**TASK DETAILS:** Exactly as written, retype the listing below, omitting the pictures.
* Start ROWS *
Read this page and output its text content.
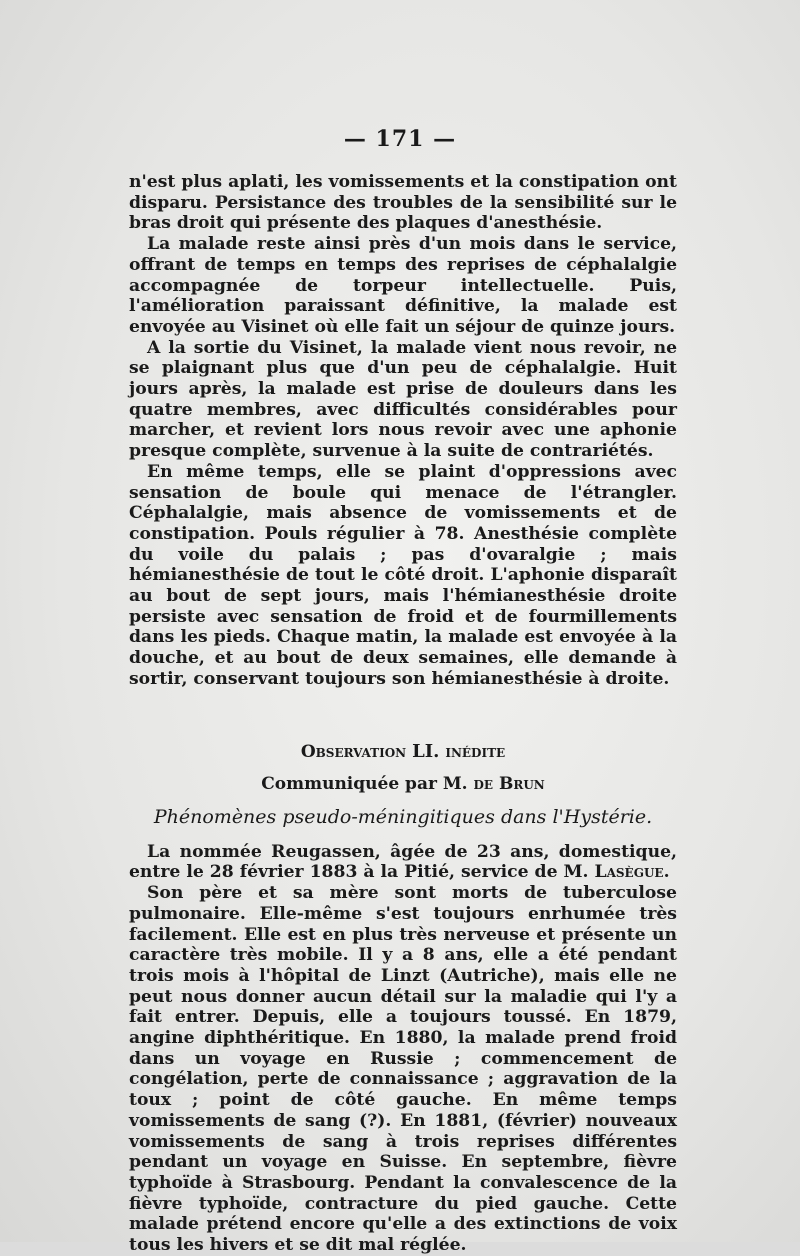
— 171 —

n'est plus aplati, les vomissements et la constipation ont disparu. Persistance des troubles de la sensibilité sur le bras droit qui présente des plaques d'anesthésie.

La malade reste ainsi près d'un mois dans le service, offrant de temps en temps des reprises de céphalalgie accompagnée de torpeur intellectuelle. Puis, l'amélioration paraissant définitive, la malade est envoyée au Visinet où elle fait un séjour de quinze jours.

A la sortie du Visinet, la malade vient nous revoir, ne se plaignant plus que d'un peu de céphalalgie. Huit jours après, la malade est prise de douleurs dans les quatre membres, avec difficultés considérables pour marcher, et revient lors nous revoir avec une aphonie presque complète, survenue à la suite de contrariétés.

En même temps, elle se plaint d'oppressions avec sensation de boule qui menace de l'étrangler. Céphalalgie, mais absence de vomissements et de constipation. Pouls régulier à 78. Anesthésie complète du voile du palais ; pas d'ovaralgie ; mais hémianesthésie de tout le côté droit. L'aphonie disparaît au bout de sept jours, mais l'hémianesthésie droite persiste avec sensation de froid et de fourmillements dans les pieds. Chaque matin, la malade est envoyée à la douche, et au bout de deux semaines, elle demande à sortir, conservant toujours son hémianesthésie à droite.

Observation LI. inédite
Communiquée par M. de Brun
Phénomènes pseudo-méningitiques dans l'Hystérie.

La nommée Reugassen, âgée de 23 ans, domestique, entre le 28 février 1883 à la Pitié, service de M. Lasègue.

Son père et sa mère sont morts de tuberculose pulmonaire. Elle-même s'est toujours enrhumée très facilement. Elle est en plus très nerveuse et présente un caractère très mobile. Il y a 8 ans, elle a été pendant trois mois à l'hôpital de Linzt (Autriche), mais elle ne peut nous donner aucun détail sur la maladie qui l'y a fait entrer. Depuis, elle a toujours toussé. En 1879, angine diphthéritique. En 1880, la malade prend froid dans un voyage en Russie ; commencement de congélation, perte de connaissance ; aggravation de la toux ; point de côté gauche. En même temps vomissements de sang (?). En 1881, (février) nouveaux vomissements de sang à trois reprises différentes pendant un voyage en Suisse. En septembre, fièvre typhoïde à Strasbourg. Pendant la convalescence de la fièvre typhoïde, contracture du pied gauche. Cette malade prétend encore qu'elle a des extinctions de voix tous les hivers et se dit mal réglée.
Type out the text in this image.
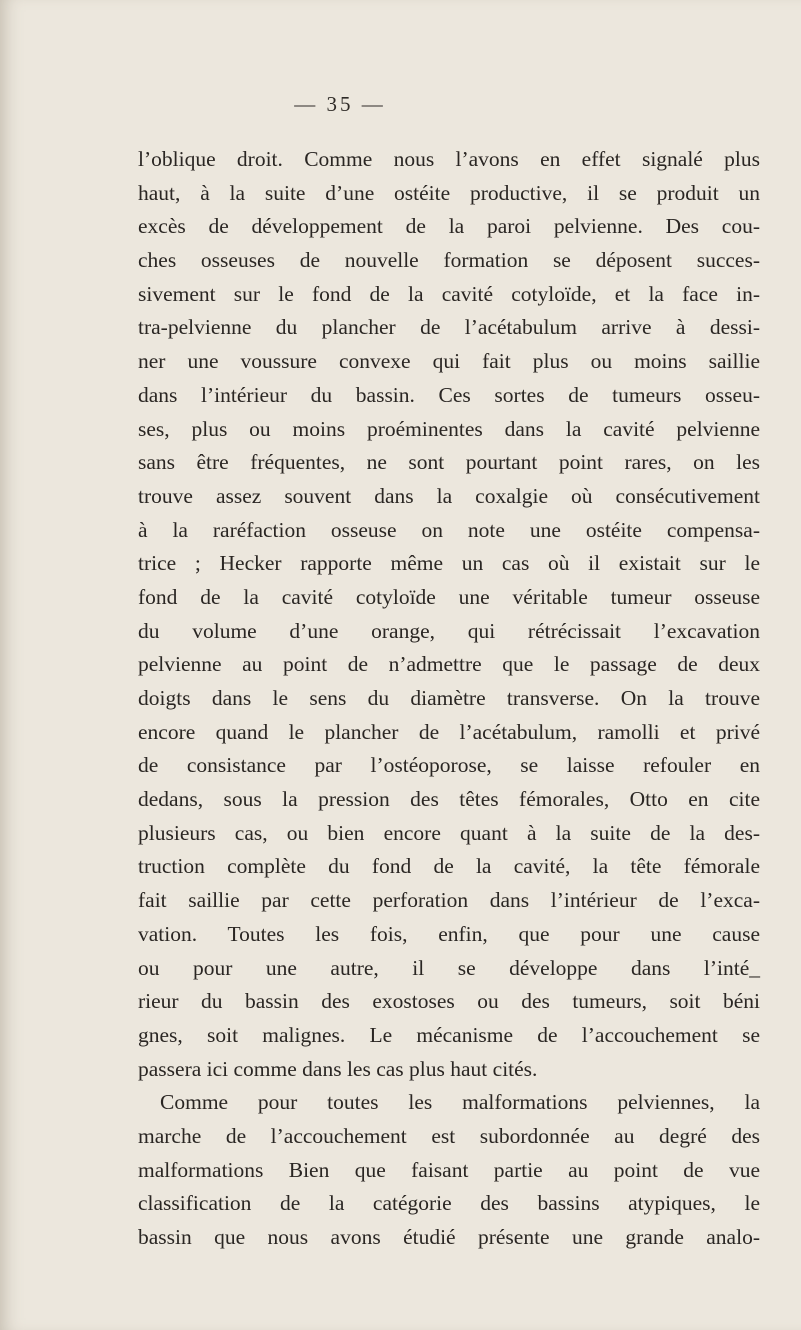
— 35 —
l’oblique droit. Comme nous l’avons en effet signalé plus
haut, à la suite d’une ostéite productive, il se produit un
excès de développement de la paroi pelvienne. Des cou-
ches osseuses de nouvelle formation se déposent succes-
sivement sur le fond de la cavité cotyloïde, et la face in-
tra-pelvienne du plancher de l’acétabulum arrive à dessi-
ner une voussure convexe qui fait plus ou moins saillie
dans l’intérieur du bassin. Ces sortes de tumeurs osseu-
ses, plus ou moins proéminentes dans la cavité pelvienne
sans être fréquentes, ne sont pourtant point rares, on les
trouve assez souvent dans la coxalgie où consécutivement
à la raréfaction osseuse on note une ostéite compensa-
trice ; Hecker rapporte même un cas où il existait sur le
fond de la cavité cotyloïde une véritable tumeur osseuse
du volume d’une orange, qui rétrécissait l’excavation
pelvienne au point de n’admettre que le passage de deux
doigts dans le sens du diamètre transverse. On la trouve
encore quand le plancher de l’acétabulum, ramolli et privé
de consistance par l’ostéoporose, se laisse refouler en
dedans, sous la pression des têtes fémorales, Otto en cite
plusieurs cas, ou bien encore quant à la suite de la des-
truction complète du fond de la cavité, la tête fémorale
fait saillie par cette perforation dans l’intérieur de l’exca-
vation. Toutes les fois, enfin, que pour une cause
ou pour une autre, il se développe dans l’inté_
rieur du bassin des exostoses ou des tumeurs, soit béni
gnes, soit malignes. Le mécanisme de l’accouchement se
passera ici comme dans les cas plus haut cités.
Comme pour toutes les malformations pelviennes, la
marche de l’accouchement est subordonnée au degré des
malformations Bien que faisant partie au point de vue
classification de la catégorie des bassins atypiques, le
bassin que nous avons étudié présente une grande analo-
* End ROWS *
**RESULT OF THE EXERCISE:**
Read this page and output its text content.
— 171 —

n'est plus aplati, les vomissements et la constipation ont disparu. Persistance des troubles de la sensibilité sur le bras droit qui présente des plaques d'anesthésie.

La malade reste ainsi près d'un mois dans le service, offrant de temps en temps des reprises de céphalalgie accompagnée de torpeur intellectuelle. Puis, l'amélioration paraissant définitive, la malade est envoyée au Visinet où elle fait un séjour de quinze jours.

A la sortie du Visinet, la malade vient nous revoir, ne se plaignant plus que d'un peu de céphalalgie. Huit jours après, la malade est prise de douleurs dans les quatre membres, avec difficultés considérables pour marcher, et revient lors nous revoir avec une aphonie presque complète, survenue à la suite de contrariétés.

En même temps, elle se plaint d'oppressions avec sensation de boule qui menace de l'étrangler. Céphalalgie, mais absence de vomissements et de constipation. Pouls régulier à 78. Anesthésie complète du voile du palais ; pas d'ovaralgie ; mais hémianesthésie de tout le côté droit. L'aphonie disparaît au bout de sept jours, mais l'hémianesthésie droite persiste avec sensation de froid et de fourmillements dans les pieds. Chaque matin, la malade est envoyée à la douche, et au bout de deux semaines, elle demande à sortir, conservant toujours son hémianesthésie à droite.

Observation LI. inédite
Communiquée par M. de Brun
Phénomènes pseudo-méningitiques dans l'Hystérie.

La nommée Reugassen, âgée de 23 ans, domestique, entre le 28 février 1883 à la Pitié, service de M. Lasègue.

Son père et sa mère sont morts de tuberculose pulmonaire. Elle-même s'est toujours enrhumée très facilement. Elle est en plus très nerveuse et présente un caractère très mobile. Il y a 8 ans, elle a été pendant trois mois à l'hôpital de Linzt (Autriche), mais elle ne peut nous donner aucun détail sur la maladie qui l'y a fait entrer. Depuis, elle a toujours toussé. En 1879, angine diphthéritique. En 1880, la malade prend froid dans un voyage en Russie ; commencement de congélation, perte de connaissance ; aggravation de la toux ; point de côté gauche. En même temps vomissements de sang (?). En 1881, (février) nouveaux vomissements de sang à trois reprises différentes pendant un voyage en Suisse. En septembre, fièvre typhoïde à Strasbourg. Pendant la convalescence de la fièvre typhoïde, contracture du pied gauche. Cette malade prétend encore qu'elle a des extinctions de voix tous les hivers et se dit mal réglée.
Type out the text in this image.
— 35 —
l’oblique droit. Comme nous l’avons en effet signalé plus
haut, à la suite d’une ostéite productive, il se produit un
excès de développement de la paroi pelvienne. Des cou-
ches osseuses de nouvelle formation se déposent succes-
sivement sur le fond de la cavité cotyloïde, et la face in-
tra-pelvienne du plancher de l’acétabulum arrive à dessi-
ner une voussure convexe qui fait plus ou moins saillie
dans l’intérieur du bassin. Ces sortes de tumeurs osseu-
ses, plus ou moins proéminentes dans la cavité pelvienne
sans être fréquentes, ne sont pourtant point rares, on les
trouve assez souvent dans la coxalgie où consécutivement
à la raréfaction osseuse on note une ostéite compensa-
trice ; Hecker rapporte même un cas où il existait sur le
fond de la cavité cotyloïde une véritable tumeur osseuse
du volume d’une orange, qui rétrécissait l’excavation
pelvienne au point de n’admettre que le passage de deux
doigts dans le sens du diamètre transverse. On la trouve
encore quand le plancher de l’acétabulum, ramolli et privé
de consistance par l’ostéoporose, se laisse refouler en
dedans, sous la pression des têtes fémorales, Otto en cite
plusieurs cas, ou bien encore quant à la suite de la des-
truction complète du fond de la cavité, la tête fémorale
fait saillie par cette perforation dans l’intérieur de l’exca-
vation. Toutes les fois, enfin, que pour une cause
ou pour une autre, il se développe dans l’inté_
rieur du bassin des exostoses ou des tumeurs, soit béni
gnes, soit malignes. Le mécanisme de l’accouchement se
passera ici comme dans les cas plus haut cités.
Comme pour toutes les malformations pelviennes, la
marche de l’accouchement est subordonnée au degré des
malformations Bien que faisant partie au point de vue
classification de la catégorie des bassins atypiques, le
bassin que nous avons étudié présente une grande analo-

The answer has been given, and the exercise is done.